Work required — What you return must be the lines of the data that hold the word "overview".

====

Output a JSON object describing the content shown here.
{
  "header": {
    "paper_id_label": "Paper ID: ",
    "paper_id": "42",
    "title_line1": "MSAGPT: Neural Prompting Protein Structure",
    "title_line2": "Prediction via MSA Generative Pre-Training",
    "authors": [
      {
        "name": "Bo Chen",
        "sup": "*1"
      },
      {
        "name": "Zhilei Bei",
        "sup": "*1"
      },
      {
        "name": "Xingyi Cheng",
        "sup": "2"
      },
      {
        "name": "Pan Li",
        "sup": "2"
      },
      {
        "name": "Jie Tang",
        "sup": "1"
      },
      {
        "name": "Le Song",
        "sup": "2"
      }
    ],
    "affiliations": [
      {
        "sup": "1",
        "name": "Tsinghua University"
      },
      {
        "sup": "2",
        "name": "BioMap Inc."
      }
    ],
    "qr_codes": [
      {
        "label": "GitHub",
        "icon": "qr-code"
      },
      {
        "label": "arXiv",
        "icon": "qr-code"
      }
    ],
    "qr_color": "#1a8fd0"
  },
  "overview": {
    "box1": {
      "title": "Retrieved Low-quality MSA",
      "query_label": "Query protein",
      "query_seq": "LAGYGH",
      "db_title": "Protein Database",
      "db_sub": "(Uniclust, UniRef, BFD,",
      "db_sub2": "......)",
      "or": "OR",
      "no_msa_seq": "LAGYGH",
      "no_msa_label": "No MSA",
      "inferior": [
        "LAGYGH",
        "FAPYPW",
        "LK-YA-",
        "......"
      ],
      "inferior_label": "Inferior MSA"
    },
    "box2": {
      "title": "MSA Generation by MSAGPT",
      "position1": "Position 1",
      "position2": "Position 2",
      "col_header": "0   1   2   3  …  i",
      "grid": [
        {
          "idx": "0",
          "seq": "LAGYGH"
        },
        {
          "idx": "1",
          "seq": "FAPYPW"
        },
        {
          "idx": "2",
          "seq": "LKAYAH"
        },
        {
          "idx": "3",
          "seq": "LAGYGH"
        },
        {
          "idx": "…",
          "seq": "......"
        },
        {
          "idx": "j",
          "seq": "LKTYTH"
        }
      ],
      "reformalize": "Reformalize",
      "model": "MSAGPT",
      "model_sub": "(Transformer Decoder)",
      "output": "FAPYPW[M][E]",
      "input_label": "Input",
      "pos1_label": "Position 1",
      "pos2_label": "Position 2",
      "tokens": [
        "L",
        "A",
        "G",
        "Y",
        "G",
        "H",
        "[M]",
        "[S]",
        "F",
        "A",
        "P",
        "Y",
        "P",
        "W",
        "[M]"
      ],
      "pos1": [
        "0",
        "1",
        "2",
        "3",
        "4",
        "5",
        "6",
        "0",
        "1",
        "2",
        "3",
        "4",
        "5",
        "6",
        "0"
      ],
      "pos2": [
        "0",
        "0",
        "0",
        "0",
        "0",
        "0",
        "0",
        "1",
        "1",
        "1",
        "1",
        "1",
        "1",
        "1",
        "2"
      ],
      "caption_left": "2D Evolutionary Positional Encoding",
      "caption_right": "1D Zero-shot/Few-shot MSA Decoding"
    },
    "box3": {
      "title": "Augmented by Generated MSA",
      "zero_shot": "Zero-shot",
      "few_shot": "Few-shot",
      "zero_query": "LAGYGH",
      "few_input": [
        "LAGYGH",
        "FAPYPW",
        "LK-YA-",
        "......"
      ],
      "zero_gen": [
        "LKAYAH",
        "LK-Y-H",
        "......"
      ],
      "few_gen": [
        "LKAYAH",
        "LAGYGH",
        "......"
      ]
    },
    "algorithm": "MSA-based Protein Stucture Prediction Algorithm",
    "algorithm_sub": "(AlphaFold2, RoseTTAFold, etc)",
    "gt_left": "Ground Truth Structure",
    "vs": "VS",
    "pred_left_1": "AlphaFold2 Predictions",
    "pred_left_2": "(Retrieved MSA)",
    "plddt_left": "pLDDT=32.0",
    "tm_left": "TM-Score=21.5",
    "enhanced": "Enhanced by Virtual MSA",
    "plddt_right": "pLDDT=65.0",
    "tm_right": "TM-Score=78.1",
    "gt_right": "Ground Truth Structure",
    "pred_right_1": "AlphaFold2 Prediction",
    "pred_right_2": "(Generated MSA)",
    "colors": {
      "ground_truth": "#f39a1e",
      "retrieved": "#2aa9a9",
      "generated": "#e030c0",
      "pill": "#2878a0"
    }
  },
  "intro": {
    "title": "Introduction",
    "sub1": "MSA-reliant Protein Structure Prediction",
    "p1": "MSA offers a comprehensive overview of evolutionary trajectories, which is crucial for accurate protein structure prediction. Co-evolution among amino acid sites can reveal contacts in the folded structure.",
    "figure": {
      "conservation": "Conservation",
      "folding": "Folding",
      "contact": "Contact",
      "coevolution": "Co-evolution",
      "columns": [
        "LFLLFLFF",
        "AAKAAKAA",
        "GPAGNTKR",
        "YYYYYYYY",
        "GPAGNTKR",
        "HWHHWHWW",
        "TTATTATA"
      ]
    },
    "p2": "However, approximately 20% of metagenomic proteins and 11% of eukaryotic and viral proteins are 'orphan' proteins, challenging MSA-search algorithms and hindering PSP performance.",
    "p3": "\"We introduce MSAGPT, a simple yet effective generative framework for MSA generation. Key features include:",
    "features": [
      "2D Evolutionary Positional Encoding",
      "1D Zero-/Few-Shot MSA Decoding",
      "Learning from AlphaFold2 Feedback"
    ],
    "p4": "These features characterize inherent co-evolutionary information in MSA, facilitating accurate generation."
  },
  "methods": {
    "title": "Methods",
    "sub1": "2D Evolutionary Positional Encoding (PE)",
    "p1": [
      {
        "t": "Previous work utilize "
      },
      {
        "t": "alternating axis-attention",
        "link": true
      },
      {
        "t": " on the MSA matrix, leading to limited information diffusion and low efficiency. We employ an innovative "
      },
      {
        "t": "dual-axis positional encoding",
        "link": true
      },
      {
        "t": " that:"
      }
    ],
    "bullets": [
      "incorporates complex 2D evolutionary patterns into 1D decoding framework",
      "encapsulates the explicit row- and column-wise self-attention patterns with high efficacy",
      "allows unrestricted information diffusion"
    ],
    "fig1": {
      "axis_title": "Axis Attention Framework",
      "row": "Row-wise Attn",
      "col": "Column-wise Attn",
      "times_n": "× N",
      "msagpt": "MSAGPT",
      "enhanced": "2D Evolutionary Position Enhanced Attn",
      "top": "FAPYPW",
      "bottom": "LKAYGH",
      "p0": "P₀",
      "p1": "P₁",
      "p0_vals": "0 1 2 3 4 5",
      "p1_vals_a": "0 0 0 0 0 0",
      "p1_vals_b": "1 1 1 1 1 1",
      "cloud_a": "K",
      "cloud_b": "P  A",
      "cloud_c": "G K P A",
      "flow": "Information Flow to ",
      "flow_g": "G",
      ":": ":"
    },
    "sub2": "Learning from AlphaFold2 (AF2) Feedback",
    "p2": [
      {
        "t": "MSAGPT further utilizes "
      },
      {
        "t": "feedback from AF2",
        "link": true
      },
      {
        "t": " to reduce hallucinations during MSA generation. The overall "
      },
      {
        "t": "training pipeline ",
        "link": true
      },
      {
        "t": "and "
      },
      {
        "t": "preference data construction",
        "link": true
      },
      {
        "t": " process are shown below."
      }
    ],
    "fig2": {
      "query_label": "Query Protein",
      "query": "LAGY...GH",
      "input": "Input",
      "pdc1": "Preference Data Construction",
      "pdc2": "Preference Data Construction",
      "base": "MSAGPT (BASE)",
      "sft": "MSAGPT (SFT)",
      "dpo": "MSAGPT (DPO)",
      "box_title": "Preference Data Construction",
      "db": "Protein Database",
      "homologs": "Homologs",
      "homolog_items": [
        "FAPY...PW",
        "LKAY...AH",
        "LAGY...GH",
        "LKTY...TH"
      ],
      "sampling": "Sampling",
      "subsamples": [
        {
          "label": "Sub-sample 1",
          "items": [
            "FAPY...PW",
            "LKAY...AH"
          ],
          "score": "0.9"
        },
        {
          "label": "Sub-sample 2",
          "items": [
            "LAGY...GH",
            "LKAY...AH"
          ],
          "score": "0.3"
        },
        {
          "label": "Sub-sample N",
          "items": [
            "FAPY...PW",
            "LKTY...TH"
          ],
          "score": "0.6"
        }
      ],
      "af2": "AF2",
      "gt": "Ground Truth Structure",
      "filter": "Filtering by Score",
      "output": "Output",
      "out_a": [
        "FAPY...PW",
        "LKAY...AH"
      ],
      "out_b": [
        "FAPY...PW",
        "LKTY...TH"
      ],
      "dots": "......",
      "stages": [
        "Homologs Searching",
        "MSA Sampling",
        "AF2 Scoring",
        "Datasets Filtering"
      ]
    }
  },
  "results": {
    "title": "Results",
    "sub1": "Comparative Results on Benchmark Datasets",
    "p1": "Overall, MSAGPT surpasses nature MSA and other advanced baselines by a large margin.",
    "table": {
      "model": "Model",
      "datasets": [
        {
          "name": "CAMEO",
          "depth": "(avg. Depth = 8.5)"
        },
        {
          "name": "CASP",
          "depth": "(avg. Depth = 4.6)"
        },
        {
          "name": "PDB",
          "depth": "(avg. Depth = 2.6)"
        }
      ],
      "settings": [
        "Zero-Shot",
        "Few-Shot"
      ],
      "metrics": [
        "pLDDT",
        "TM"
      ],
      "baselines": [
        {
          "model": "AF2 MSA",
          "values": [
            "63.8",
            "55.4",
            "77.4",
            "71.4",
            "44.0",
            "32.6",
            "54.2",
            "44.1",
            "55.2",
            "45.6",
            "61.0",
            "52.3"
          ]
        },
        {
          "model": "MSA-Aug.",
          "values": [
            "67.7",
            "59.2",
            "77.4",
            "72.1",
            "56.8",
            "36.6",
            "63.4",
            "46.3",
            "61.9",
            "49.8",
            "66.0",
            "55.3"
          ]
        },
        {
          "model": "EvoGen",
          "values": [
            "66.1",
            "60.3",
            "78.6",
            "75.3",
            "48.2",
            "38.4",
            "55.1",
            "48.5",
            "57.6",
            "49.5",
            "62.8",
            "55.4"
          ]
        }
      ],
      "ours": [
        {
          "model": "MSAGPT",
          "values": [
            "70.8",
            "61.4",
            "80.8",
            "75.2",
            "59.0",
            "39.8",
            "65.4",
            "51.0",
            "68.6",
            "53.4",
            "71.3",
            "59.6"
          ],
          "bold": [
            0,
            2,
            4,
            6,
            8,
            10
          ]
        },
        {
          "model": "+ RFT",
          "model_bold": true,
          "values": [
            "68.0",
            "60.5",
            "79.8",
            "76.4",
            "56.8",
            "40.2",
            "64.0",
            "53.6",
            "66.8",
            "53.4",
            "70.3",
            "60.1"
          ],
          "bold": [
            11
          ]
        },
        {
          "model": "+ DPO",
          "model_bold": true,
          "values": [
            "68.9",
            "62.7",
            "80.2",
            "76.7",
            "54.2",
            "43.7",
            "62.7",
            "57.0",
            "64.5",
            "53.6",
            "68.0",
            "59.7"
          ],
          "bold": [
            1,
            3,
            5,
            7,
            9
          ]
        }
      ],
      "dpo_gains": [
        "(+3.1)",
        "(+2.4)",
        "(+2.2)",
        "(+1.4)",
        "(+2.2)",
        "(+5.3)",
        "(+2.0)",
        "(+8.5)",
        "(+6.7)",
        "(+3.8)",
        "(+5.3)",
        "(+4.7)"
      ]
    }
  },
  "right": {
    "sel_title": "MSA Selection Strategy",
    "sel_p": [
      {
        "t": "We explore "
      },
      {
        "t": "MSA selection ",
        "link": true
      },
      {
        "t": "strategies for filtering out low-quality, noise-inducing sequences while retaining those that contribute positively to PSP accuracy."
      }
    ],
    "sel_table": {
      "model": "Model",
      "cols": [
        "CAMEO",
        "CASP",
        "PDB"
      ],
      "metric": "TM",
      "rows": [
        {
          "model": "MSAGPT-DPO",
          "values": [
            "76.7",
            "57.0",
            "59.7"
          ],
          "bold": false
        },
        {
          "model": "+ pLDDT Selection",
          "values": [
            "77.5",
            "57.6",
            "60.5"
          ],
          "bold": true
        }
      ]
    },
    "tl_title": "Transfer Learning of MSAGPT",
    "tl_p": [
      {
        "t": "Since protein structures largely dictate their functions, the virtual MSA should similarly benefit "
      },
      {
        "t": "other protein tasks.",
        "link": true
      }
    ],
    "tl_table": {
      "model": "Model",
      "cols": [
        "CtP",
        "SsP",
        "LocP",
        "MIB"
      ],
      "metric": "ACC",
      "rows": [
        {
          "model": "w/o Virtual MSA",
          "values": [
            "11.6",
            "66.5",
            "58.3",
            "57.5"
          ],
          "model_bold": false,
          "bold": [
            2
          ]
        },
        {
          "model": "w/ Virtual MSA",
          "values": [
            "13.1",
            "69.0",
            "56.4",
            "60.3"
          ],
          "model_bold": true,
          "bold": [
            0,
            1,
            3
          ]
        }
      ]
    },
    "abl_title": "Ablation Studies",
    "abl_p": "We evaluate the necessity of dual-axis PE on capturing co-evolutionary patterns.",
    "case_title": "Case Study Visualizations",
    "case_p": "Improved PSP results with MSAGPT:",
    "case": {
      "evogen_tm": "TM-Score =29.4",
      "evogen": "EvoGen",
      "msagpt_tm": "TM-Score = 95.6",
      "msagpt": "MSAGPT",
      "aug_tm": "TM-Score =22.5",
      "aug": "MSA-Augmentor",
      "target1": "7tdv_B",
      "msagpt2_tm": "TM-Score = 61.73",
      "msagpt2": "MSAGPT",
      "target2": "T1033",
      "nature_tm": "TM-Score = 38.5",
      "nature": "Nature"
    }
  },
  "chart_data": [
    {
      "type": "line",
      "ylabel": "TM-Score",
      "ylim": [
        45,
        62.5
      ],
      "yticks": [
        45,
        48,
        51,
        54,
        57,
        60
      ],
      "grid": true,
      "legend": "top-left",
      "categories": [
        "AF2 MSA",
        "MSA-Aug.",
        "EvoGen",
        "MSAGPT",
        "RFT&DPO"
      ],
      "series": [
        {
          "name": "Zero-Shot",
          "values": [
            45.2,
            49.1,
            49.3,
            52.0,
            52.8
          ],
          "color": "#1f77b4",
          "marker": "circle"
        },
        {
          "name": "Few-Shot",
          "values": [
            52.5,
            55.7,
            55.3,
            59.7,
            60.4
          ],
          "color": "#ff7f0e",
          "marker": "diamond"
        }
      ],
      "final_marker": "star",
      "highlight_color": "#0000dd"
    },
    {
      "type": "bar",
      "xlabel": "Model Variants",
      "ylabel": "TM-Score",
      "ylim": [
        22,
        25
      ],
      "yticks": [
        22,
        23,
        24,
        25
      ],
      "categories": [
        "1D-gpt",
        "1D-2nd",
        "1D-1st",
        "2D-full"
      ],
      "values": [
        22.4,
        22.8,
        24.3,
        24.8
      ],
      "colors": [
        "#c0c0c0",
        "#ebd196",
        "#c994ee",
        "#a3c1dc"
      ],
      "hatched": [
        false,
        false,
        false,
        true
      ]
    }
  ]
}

====

Completed task —
  "overview": {
    "p1": "MSA offers a comprehensive overview of evolutionary trajectories, which is crucial for accurate protein structure prediction. Co-evolution among amino acid sites can reveal contacts in the folded structure.",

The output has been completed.